[Extracts from a graphics dataset]
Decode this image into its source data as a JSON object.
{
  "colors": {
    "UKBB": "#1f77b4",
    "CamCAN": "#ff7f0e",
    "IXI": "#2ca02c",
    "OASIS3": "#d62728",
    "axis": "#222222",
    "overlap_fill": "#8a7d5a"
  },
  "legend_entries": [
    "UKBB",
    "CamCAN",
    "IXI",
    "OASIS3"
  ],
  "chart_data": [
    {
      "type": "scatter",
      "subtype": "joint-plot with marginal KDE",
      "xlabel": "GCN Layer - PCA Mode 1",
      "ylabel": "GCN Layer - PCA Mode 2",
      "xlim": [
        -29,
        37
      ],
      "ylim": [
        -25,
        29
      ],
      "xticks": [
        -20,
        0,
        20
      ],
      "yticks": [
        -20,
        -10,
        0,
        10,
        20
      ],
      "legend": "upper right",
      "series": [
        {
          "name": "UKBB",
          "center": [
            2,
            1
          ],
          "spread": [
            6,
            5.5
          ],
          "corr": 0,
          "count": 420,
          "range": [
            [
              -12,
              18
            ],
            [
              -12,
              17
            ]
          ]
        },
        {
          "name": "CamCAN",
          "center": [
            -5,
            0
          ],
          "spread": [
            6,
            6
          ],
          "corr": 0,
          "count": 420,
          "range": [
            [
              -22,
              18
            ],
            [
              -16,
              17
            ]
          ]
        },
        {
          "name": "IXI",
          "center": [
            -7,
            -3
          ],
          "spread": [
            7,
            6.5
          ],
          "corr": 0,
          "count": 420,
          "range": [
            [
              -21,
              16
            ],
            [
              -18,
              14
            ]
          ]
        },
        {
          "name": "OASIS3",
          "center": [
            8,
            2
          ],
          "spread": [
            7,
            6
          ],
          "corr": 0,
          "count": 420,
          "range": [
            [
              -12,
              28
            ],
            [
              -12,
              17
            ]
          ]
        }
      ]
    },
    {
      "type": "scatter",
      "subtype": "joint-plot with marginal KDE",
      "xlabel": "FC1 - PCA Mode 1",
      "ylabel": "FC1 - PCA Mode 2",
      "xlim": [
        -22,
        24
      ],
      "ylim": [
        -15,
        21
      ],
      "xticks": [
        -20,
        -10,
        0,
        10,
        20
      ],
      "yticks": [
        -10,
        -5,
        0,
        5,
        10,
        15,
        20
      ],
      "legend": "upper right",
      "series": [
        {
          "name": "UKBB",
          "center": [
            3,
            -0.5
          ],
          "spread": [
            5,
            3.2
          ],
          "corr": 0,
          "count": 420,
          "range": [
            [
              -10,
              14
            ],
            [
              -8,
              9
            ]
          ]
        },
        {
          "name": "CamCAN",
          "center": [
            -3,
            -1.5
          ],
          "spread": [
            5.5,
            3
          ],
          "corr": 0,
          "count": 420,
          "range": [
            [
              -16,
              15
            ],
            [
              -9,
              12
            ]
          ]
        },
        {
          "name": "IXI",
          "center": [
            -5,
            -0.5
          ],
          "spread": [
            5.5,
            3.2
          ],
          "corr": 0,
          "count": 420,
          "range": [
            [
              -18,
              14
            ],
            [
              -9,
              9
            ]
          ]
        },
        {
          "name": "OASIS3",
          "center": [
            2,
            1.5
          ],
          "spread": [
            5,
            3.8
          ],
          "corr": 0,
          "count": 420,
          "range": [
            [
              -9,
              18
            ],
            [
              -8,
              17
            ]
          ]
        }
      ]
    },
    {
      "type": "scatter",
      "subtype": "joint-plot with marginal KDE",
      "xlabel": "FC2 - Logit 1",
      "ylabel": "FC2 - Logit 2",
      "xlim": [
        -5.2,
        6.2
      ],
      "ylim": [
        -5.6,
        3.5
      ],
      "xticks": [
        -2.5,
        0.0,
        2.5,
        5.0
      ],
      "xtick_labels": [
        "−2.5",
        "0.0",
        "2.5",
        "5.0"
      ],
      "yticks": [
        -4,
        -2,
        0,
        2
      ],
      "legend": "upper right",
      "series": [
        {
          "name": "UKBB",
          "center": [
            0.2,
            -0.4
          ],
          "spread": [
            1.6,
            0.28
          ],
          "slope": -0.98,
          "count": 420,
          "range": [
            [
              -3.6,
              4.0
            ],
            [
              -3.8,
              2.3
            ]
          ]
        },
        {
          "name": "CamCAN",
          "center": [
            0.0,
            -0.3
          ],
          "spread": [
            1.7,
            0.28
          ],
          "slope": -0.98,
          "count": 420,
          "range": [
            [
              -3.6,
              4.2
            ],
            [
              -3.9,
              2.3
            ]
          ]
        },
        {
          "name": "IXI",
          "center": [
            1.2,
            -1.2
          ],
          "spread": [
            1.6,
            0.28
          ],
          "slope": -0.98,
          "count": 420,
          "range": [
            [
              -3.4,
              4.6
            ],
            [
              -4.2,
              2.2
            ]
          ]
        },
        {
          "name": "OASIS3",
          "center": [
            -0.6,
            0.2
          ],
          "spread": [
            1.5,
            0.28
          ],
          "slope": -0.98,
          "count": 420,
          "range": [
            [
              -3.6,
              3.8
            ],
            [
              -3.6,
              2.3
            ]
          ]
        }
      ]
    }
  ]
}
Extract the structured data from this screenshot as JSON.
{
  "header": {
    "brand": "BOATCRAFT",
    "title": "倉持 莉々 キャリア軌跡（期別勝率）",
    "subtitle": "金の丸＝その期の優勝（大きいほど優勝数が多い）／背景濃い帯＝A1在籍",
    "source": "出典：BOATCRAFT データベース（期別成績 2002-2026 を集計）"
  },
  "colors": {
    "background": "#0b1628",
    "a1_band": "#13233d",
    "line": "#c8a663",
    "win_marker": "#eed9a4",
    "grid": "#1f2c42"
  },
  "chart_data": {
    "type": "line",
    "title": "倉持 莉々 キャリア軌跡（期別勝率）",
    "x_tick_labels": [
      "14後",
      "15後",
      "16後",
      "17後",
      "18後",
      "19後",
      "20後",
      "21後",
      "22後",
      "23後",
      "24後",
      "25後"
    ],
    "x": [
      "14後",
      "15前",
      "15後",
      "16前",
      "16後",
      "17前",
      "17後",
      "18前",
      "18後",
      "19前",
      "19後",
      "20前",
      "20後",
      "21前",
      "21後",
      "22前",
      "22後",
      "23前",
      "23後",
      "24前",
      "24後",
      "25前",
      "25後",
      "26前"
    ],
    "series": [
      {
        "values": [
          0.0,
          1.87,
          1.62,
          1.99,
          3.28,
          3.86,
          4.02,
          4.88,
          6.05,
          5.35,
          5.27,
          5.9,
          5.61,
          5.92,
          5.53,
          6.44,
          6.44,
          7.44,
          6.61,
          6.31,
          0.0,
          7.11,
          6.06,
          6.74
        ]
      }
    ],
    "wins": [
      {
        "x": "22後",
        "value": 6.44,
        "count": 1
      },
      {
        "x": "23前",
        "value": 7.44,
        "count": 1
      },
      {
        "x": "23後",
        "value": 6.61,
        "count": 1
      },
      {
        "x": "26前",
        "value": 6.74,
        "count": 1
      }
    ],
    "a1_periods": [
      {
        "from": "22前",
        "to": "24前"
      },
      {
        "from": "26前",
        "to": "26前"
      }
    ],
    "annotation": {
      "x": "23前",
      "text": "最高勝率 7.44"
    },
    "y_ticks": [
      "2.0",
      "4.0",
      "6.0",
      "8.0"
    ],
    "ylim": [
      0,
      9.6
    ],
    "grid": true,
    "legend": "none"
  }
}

### Given request
Give back each line above precisely as it stands.

### Result of the exercise
Decode this image into its source data as a JSON object.
{
  "colors": {
    "UKBB": "#1f77b4",
    "CamCAN": "#ff7f0e",
    "IXI": "#2ca02c",
    "OASIS3": "#d62728",
    "axis": "#222222",
    "overlap_fill": "#8a7d5a"
  },
  "legend_entries": [
    "UKBB",
    "CamCAN",
    "IXI",
    "OASIS3"
  ],
  "chart_data": [
    {
      "type": "scatter",
      "subtype": "joint-plot with marginal KDE",
      "xlabel": "GCN Layer - PCA Mode 1",
      "ylabel": "GCN Layer - PCA Mode 2",
      "xlim": [
        -29,
        37
      ],
      "ylim": [
        -25,
        29
      ],
      "xticks": [
        -20,
        0,
        20
      ],
      "yticks": [
        -20,
        -10,
        0,
        10,
        20
      ],
      "legend": "upper right",
      "series": [
        {
          "name": "UKBB",
          "center": [
            2,
            1
          ],
          "spread": [
            6,
            5.5
          ],
          "corr": 0,
          "count": 420,
          "range": [
            [
              -12,
              18
            ],
            [
              -12,
              17
            ]
          ]
        },
        {
          "name": "CamCAN",
          "center": [
            -5,
            0
          ],
          "spread": [
            6,
            6
          ],
          "corr": 0,
          "count": 420,
          "range": [
            [
              -22,
              18
            ],
            [
              -16,
              17
            ]
          ]
        },
        {
          "name": "IXI",
          "center": [
            -7,
            -3
          ],
          "spread": [
            7,
            6.5
          ],
          "corr": 0,
          "count": 420,
          "range": [
            [
              -21,
              16
            ],
            [
              -18,
              14
            ]
          ]
        },
        {
          "name": "OASIS3",
          "center": [
            8,
            2
          ],
          "spread": [
            7,
            6
          ],
          "corr": 0,
          "count": 420,
          "range": [
            [
              -12,
              28
            ],
            [
              -12,
              17
            ]
          ]
        }
      ]
    },
    {
      "type": "scatter",
      "subtype": "joint-plot with marginal KDE",
      "xlabel": "FC1 - PCA Mode 1",
      "ylabel": "FC1 - PCA Mode 2",
      "xlim": [
        -22,
        24
      ],
      "ylim": [
        -15,
        21
      ],
      "xticks": [
        -20,
        -10,
        0,
        10,
        20
      ],
      "yticks": [
        -10,
        -5,
        0,
        5,
        10,
        15,
        20
      ],
      "legend": "upper right",
      "series": [
        {
          "name": "UKBB",
          "center": [
            3,
            -0.5
          ],
          "spread": [
            5,
            3.2
          ],
          "corr": 0,
          "count": 420,
          "range": [
            [
              -10,
              14
            ],
            [
              -8,
              9
            ]
          ]
        },
        {
          "name": "CamCAN",
          "center": [
            -3,
            -1.5
          ],
          "spread": [
            5.5,
            3
          ],
          "corr": 0,
          "count": 420,
          "range": [
            [
              -16,
              15
            ],
            [
              -9,
              12
            ]
          ]
        },
        {
          "name": "IXI",
          "center": [
            -5,
            -0.5
          ],
          "spread": [
            5.5,
            3.2
          ],
          "corr": 0,
          "count": 420,
          "range": [
            [
              -18,
              14
            ],
            [
              -9,
              9
            ]
          ]
        },
        {
          "name": "OASIS3",
          "center": [
            2,
            1.5
          ],
          "spread": [
            5,
            3.8
          ],
          "corr": 0,
          "count": 420,
          "range": [
            [
              -9,
              18
            ],
            [
              -8,
              17
            ]
          ]
        }
      ]
    },
    {
      "type": "scatter",
      "subtype": "joint-plot with marginal KDE",
      "xlabel": "FC2 - Logit 1",
      "ylabel": "FC2 - Logit 2",
      "xlim": [
        -5.2,
        6.2
      ],
      "ylim": [
        -5.6,
        3.5
      ],
      "xticks": [
        -2.5,
        0.0,
        2.5,
        5.0
      ],
      "xtick_labels": [
        "−2.5",
        "0.0",
        "2.5",
        "5.0"
      ],
      "yticks": [
        -4,
        -2,
        0,
        2
      ],
      "legend": "upper right",
      "series": [
        {
          "name": "UKBB",
          "center": [
            0.2,
            -0.4
          ],
          "spread": [
            1.6,
            0.28
          ],
          "slope": -0.98,
          "count": 420,
          "range": [
            [
              -3.6,
              4.0
            ],
            [
              -3.8,
              2.3
            ]
          ]
        },
        {
          "name": "CamCAN",
          "center": [
            0.0,
            -0.3
          ],
          "spread": [
            1.7,
            0.28
          ],
          "slope": -0.98,
          "count": 420,
          "range": [
            [
              -3.6,
              4.2
            ],
            [
              -3.9,
              2.3
            ]
          ]
        },
        {
          "name": "IXI",
          "center": [
            1.2,
            -1.2
          ],
          "spread": [
            1.6,
            0.28
          ],
          "slope": -0.98,
          "count": 420,
          "range": [
            [
              -3.4,
              4.6
            ],
            [
              -4.2,
              2.2
            ]
          ]
        },
        {
          "name": "OASIS3",
          "center": [
            -0.6,
            0.2
          ],
          "spread": [
            1.5,
            0.28
          ],
          "slope": -0.98,
          "count": 420,
          "range": [
            [
              -3.6,
              3.8
            ],
            [
              -3.6,
              2.3
            ]
          ]
        }
      ]
    }
  ]
}
Extract the structured data from this screenshot as JSON.
{
  "header": {
    "brand": "BOATCRAFT",
    "title": "倉持 莉々 キャリア軌跡（期別勝率）",
    "subtitle": "金の丸＝その期の優勝（大きいほど優勝数が多い）／背景濃い帯＝A1在籍",
    "source": "出典：BOATCRAFT データベース（期別成績 2002-2026 を集計）"
  },
  "colors": {
    "background": "#0b1628",
    "a1_band": "#13233d",
    "line": "#c8a663",
    "win_marker": "#eed9a4",
    "grid": "#1f2c42"
  },
  "chart_data": {
    "type": "line",
    "title": "倉持 莉々 キャリア軌跡（期別勝率）",
    "x_tick_labels": [
      "14後",
      "15後",
      "16後",
      "17後",
      "18後",
      "19後",
      "20後",
      "21後",
      "22後",
      "23後",
      "24後",
      "25後"
    ],
    "x": [
      "14後",
      "15前",
      "15後",
      "16前",
      "16後",
      "17前",
      "17後",
      "18前",
      "18後",
      "19前",
      "19後",
      "20前",
      "20後",
      "21前",
      "21後",
      "22前",
      "22後",
      "23前",
      "23後",
      "24前",
      "24後",
      "25前",
      "25後",
      "26前"
    ],
    "series": [
      {
        "values": [
          0.0,
          1.87,
          1.62,
          1.99,
          3.28,
          3.86,
          4.02,
          4.88,
          6.05,
          5.35,
          5.27,
          5.9,
          5.61,
          5.92,
          5.53,
          6.44,
          6.44,
          7.44,
          6.61,
          6.31,
          0.0,
          7.11,
          6.06,
          6.74
        ]
      }
    ],
    "wins": [
      {
        "x": "22後",
        "value": 6.44,
        "count": 1
      },
      {
        "x": "23前",
        "value": 7.44,
        "count": 1
      },
      {
        "x": "23後",
        "value": 6.61,
        "count": 1
      },
      {
        "x": "26前",
        "value": 6.74,
        "count": 1
      }
    ],
    "a1_periods": [
      {
        "from": "22前",
        "to": "24前"
      },
      {
        "from": "26前",
        "to": "26前"
      }
    ],
    "annotation": {
      "x": "23前",
      "text": "最高勝率 7.44"
    },
    "y_ticks": [
      "2.0",
      "4.0",
      "6.0",
      "8.0"
    ],
    "ylim": [
      0,
      9.6
    ],
    "grid": true,
    "legend": "none"
  }
}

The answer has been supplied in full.